▶ [Directions]: Quote every line of the material beneath this one.
___
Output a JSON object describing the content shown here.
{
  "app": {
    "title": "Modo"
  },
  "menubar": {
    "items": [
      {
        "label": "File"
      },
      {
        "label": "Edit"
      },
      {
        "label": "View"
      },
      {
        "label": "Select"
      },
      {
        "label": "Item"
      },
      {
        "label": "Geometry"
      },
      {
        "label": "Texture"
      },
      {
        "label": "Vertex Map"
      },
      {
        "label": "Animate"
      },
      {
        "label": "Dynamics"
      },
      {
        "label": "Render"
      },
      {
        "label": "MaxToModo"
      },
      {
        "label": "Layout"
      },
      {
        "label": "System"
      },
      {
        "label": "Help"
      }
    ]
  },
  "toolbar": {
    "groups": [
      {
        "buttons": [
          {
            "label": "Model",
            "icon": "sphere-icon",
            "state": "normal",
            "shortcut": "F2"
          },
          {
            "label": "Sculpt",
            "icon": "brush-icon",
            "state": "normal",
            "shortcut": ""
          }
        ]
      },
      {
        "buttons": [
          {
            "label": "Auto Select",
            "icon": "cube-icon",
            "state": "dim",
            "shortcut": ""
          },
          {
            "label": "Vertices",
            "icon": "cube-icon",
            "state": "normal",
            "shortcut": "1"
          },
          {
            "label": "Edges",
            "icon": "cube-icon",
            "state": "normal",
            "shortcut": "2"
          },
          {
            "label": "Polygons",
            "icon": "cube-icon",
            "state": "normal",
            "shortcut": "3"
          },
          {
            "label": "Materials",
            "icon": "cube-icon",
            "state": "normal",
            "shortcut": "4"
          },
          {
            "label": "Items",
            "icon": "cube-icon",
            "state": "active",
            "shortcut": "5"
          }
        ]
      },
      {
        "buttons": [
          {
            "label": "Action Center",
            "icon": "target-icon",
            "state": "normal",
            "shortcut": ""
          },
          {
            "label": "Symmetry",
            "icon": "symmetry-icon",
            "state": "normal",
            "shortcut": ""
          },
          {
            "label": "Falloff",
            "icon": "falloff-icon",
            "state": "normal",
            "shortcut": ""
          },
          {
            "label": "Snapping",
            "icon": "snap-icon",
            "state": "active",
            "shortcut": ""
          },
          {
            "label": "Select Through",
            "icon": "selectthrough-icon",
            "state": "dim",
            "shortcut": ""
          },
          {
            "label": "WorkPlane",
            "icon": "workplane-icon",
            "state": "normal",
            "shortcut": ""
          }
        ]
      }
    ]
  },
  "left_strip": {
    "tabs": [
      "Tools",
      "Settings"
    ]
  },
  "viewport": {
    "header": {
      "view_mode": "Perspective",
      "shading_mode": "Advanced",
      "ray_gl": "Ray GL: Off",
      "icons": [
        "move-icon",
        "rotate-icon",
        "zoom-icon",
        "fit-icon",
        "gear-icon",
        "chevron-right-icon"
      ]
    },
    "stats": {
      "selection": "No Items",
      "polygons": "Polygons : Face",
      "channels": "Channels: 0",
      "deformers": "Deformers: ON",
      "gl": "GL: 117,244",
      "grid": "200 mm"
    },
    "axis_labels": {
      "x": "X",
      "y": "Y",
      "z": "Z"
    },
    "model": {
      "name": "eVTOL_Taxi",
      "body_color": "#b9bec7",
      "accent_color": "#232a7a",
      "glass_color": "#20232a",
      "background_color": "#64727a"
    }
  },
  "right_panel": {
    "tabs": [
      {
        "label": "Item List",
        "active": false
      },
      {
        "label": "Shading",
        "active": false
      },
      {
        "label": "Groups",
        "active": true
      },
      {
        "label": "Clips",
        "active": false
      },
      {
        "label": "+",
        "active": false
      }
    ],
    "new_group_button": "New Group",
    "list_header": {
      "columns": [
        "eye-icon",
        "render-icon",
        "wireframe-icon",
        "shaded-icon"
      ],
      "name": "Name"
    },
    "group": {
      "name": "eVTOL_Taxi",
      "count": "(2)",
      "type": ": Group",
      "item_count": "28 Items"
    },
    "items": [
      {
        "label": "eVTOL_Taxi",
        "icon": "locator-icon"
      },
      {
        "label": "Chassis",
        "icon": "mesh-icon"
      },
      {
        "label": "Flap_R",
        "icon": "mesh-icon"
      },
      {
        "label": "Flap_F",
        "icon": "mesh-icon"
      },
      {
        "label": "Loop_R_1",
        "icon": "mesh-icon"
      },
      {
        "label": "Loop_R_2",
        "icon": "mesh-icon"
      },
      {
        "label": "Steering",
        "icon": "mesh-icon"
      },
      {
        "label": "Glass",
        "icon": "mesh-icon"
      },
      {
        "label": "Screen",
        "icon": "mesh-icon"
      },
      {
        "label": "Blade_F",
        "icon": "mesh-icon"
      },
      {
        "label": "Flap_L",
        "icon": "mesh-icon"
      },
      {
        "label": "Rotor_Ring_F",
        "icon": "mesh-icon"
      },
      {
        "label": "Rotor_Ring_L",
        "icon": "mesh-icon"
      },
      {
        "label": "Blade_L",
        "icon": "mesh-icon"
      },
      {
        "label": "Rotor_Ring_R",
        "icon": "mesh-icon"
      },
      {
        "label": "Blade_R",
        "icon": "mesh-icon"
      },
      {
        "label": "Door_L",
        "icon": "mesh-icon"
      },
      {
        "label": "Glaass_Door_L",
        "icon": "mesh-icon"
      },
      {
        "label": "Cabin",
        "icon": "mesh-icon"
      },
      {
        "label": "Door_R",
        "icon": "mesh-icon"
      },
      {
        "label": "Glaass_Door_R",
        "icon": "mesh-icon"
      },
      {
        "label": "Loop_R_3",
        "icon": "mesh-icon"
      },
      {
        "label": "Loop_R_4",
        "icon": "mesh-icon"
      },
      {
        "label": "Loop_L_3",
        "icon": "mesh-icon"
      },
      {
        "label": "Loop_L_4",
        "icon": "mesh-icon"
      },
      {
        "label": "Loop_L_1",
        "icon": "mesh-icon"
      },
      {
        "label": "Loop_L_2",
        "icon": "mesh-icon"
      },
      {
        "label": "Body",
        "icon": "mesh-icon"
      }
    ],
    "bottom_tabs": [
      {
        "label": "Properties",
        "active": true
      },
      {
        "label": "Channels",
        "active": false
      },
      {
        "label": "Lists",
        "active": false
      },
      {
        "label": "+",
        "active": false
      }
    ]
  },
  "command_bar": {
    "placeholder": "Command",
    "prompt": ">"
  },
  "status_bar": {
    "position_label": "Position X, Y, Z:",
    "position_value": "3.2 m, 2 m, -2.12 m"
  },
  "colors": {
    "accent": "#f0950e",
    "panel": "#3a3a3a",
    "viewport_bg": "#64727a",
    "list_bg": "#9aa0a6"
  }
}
___
▶ [Response below]:
Output a JSON object describing the content shown here.
{
  "app": {
    "title": "Modo"
  },
  "menubar": {
    "items": [
      {
        "label": "File"
      },
      {
        "label": "Edit"
      },
      {
        "label": "View"
      },
      {
        "label": "Select"
      },
      {
        "label": "Item"
      },
      {
        "label": "Geometry"
      },
      {
        "label": "Texture"
      },
      {
        "label": "Vertex Map"
      },
      {
        "label": "Animate"
      },
      {
        "label": "Dynamics"
      },
      {
        "label": "Render"
      },
      {
        "label": "MaxToModo"
      },
      {
        "label": "Layout"
      },
      {
        "label": "System"
      },
      {
        "label": "Help"
      }
    ]
  },
  "toolbar": {
    "groups": [
      {
        "buttons": [
          {
            "label": "Model",
            "icon": "sphere-icon",
            "state": "normal",
            "shortcut": "F2"
          },
          {
            "label": "Sculpt",
            "icon": "brush-icon",
            "state": "normal",
            "shortcut": ""
          }
        ]
      },
      {
        "buttons": [
          {
            "label": "Auto Select",
            "icon": "cube-icon",
            "state": "dim",
            "shortcut": ""
          },
          {
            "label": "Vertices",
            "icon": "cube-icon",
            "state": "normal",
            "shortcut": "1"
          },
          {
            "label": "Edges",
            "icon": "cube-icon",
            "state": "normal",
            "shortcut": "2"
          },
          {
            "label": "Polygons",
            "icon": "cube-icon",
            "state": "normal",
            "shortcut": "3"
          },
          {
            "label": "Materials",
            "icon": "cube-icon",
            "state": "normal",
            "shortcut": "4"
          },
          {
            "label": "Items",
            "icon": "cube-icon",
            "state": "active",
            "shortcut": "5"
          }
        ]
      },
      {
        "buttons": [
          {
            "label": "Action Center",
            "icon": "target-icon",
            "state": "normal",
            "shortcut": ""
          },
          {
            "label": "Symmetry",
            "icon": "symmetry-icon",
            "state": "normal",
            "shortcut": ""
          },
          {
            "label": "Falloff",
            "icon": "falloff-icon",
            "state": "normal",
            "shortcut": ""
          },
          {
            "label": "Snapping",
            "icon": "snap-icon",
            "state": "active",
            "shortcut": ""
          },
          {
            "label": "Select Through",
            "icon": "selectthrough-icon",
            "state": "dim",
            "shortcut": ""
          },
          {
            "label": "WorkPlane",
            "icon": "workplane-icon",
            "state": "normal",
            "shortcut": ""
          }
        ]
      }
    ]
  },
  "left_strip": {
    "tabs": [
      "Tools",
      "Settings"
    ]
  },
  "viewport": {
    "header": {
      "view_mode": "Perspective",
      "shading_mode": "Advanced",
      "ray_gl": "Ray GL: Off",
      "icons": [
        "move-icon",
        "rotate-icon",
        "zoom-icon",
        "fit-icon",
        "gear-icon",
        "chevron-right-icon"
      ]
    },
    "stats": {
      "selection": "No Items",
      "polygons": "Polygons : Face",
      "channels": "Channels: 0",
      "deformers": "Deformers: ON",
      "gl": "GL: 117,244",
      "grid": "200 mm"
    },
    "axis_labels": {
      "x": "X",
      "y": "Y",
      "z": "Z"
    },
    "model": {
      "name": "eVTOL_Taxi",
      "body_color": "#b9bec7",
      "accent_color": "#232a7a",
      "glass_color": "#20232a",
      "background_color": "#64727a"
    }
  },
  "right_panel": {
    "tabs": [
      {
        "label": "Item List",
        "active": false
      },
      {
        "label": "Shading",
        "active": false
      },
      {
        "label": "Groups",
        "active": true
      },
      {
        "label": "Clips",
        "active": false
      },
      {
        "label": "+",
        "active": false
      }
    ],
    "new_group_button": "New Group",
    "list_header": {
      "columns": [
        "eye-icon",
        "render-icon",
        "wireframe-icon",
        "shaded-icon"
      ],
      "name": "Name"
    },
    "group": {
      "name": "eVTOL_Taxi",
      "count": "(2)",
      "type": ": Group",
      "item_count": "28 Items"
    },
    "items": [
      {
        "label": "eVTOL_Taxi",
        "icon": "locator-icon"
      },
      {
        "label": "Chassis",
        "icon": "mesh-icon"
      },
      {
        "label": "Flap_R",
        "icon": "mesh-icon"
      },
      {
        "label": "Flap_F",
        "icon": "mesh-icon"
      },
      {
        "label": "Loop_R_1",
        "icon": "mesh-icon"
      },
      {
        "label": "Loop_R_2",
        "icon": "mesh-icon"
      },
      {
        "label": "Steering",
        "icon": "mesh-icon"
      },
      {
        "label": "Glass",
        "icon": "mesh-icon"
      },
      {
        "label": "Screen",
        "icon": "mesh-icon"
      },
      {
        "label": "Blade_F",
        "icon": "mesh-icon"
      },
      {
        "label": "Flap_L",
        "icon": "mesh-icon"
      },
      {
        "label": "Rotor_Ring_F",
        "icon": "mesh-icon"
      },
      {
        "label": "Rotor_Ring_L",
        "icon": "mesh-icon"
      },
      {
        "label": "Blade_L",
        "icon": "mesh-icon"
      },
      {
        "label": "Rotor_Ring_R",
        "icon": "mesh-icon"
      },
      {
        "label": "Blade_R",
        "icon": "mesh-icon"
      },
      {
        "label": "Door_L",
        "icon": "mesh-icon"
      },
      {
        "label": "Glaass_Door_L",
        "icon": "mesh-icon"
      },
      {
        "label": "Cabin",
        "icon": "mesh-icon"
      },
      {
        "label": "Door_R",
        "icon": "mesh-icon"
      },
      {
        "label": "Glaass_Door_R",
        "icon": "mesh-icon"
      },
      {
        "label": "Loop_R_3",
        "icon": "mesh-icon"
      },
      {
        "label": "Loop_R_4",
        "icon": "mesh-icon"
      },
      {
        "label": "Loop_L_3",
        "icon": "mesh-icon"
      },
      {
        "label": "Loop_L_4",
        "icon": "mesh-icon"
      },
      {
        "label": "Loop_L_1",
        "icon": "mesh-icon"
      },
      {
        "label": "Loop_L_2",
        "icon": "mesh-icon"
      },
      {
        "label": "Body",
        "icon": "mesh-icon"
      }
    ],
    "bottom_tabs": [
      {
        "label": "Properties",
        "active": true
      },
      {
        "label": "Channels",
        "active": false
      },
      {
        "label": "Lists",
        "active": false
      },
      {
        "label": "+",
        "active": false
      }
    ]
  },
  "command_bar": {
    "placeholder": "Command",
    "prompt": ">"
  },
  "status_bar": {
    "position_label": "Position X, Y, Z:",
    "position_value": "3.2 m, 2 m, -2.12 m"
  },
  "colors": {
    "accent": "#f0950e",
    "panel": "#3a3a3a",
    "viewport_bg": "#64727a",
    "list_bg": "#9aa0a6"
  }
}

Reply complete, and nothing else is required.